■ **Written problem**:
Write out the data below in full, unchanged, minus the images.
○ ○ ○ ○
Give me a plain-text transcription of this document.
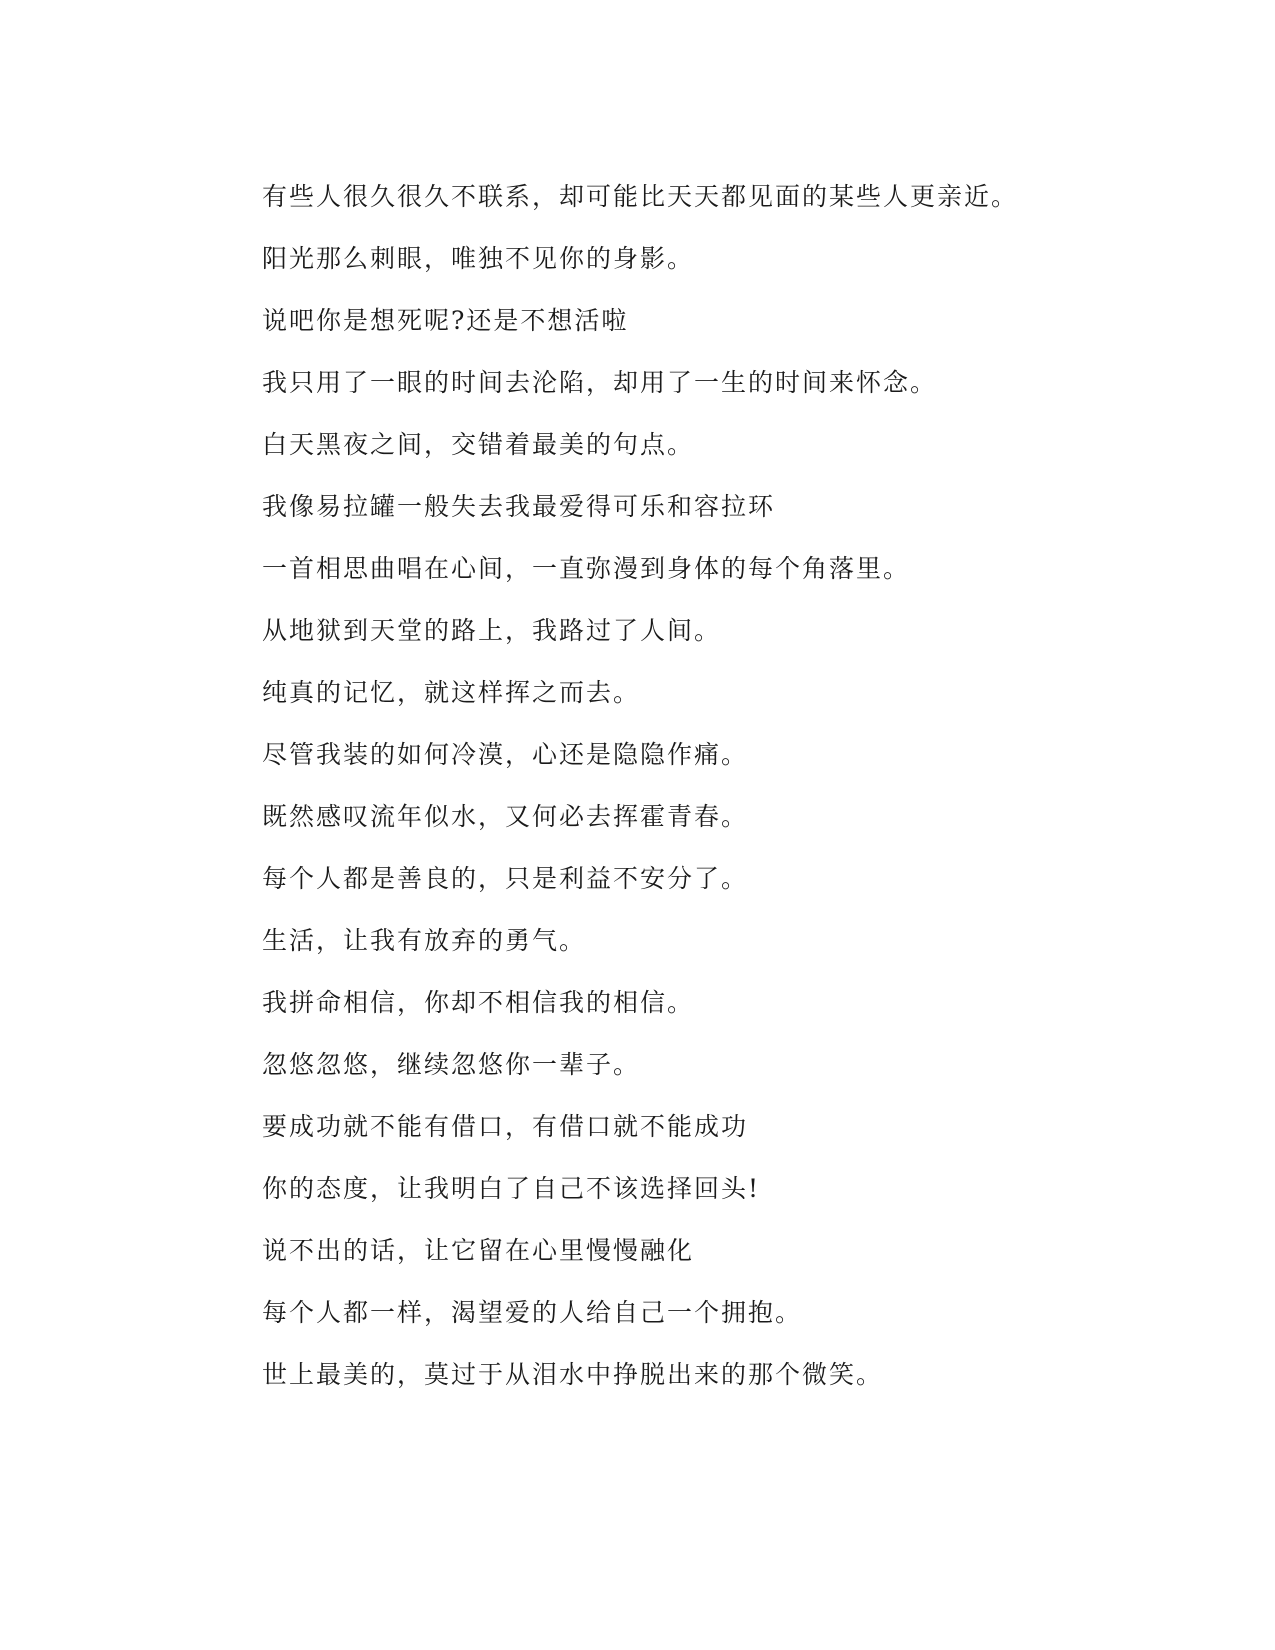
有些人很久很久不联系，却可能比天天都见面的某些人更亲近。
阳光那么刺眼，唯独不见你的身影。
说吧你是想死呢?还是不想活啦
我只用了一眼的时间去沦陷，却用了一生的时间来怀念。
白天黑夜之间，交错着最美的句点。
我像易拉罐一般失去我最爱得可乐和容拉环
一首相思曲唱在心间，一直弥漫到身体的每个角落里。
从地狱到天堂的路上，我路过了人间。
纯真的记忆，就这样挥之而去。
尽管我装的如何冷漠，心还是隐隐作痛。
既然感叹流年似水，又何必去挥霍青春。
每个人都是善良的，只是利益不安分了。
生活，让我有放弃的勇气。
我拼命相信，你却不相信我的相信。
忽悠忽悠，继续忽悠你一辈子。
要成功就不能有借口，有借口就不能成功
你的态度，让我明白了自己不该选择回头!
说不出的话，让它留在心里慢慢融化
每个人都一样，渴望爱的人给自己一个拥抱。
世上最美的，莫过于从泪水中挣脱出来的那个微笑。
○ ○ ○ ○
■ **Reply to the task**:
Give me a plain-text transcription of this document.
有些人很久很久不联系，却可能比天天都见面的某些人更亲近。
阳光那么刺眼，唯独不见你的身影。
说吧你是想死呢?还是不想活啦
我只用了一眼的时间去沦陷，却用了一生的时间来怀念。
白天黑夜之间，交错着最美的句点。
我像易拉罐一般失去我最爱得可乐和容拉环
一首相思曲唱在心间，一直弥漫到身体的每个角落里。
从地狱到天堂的路上，我路过了人间。
纯真的记忆，就这样挥之而去。
尽管我装的如何冷漠，心还是隐隐作痛。
既然感叹流年似水，又何必去挥霍青春。
每个人都是善良的，只是利益不安分了。
生活，让我有放弃的勇气。
我拼命相信，你却不相信我的相信。
忽悠忽悠，继续忽悠你一辈子。
要成功就不能有借口，有借口就不能成功
你的态度，让我明白了自己不该选择回头!
说不出的话，让它留在心里慢慢融化
每个人都一样，渴望爱的人给自己一个拥抱。
世上最美的，莫过于从泪水中挣脱出来的那个微笑。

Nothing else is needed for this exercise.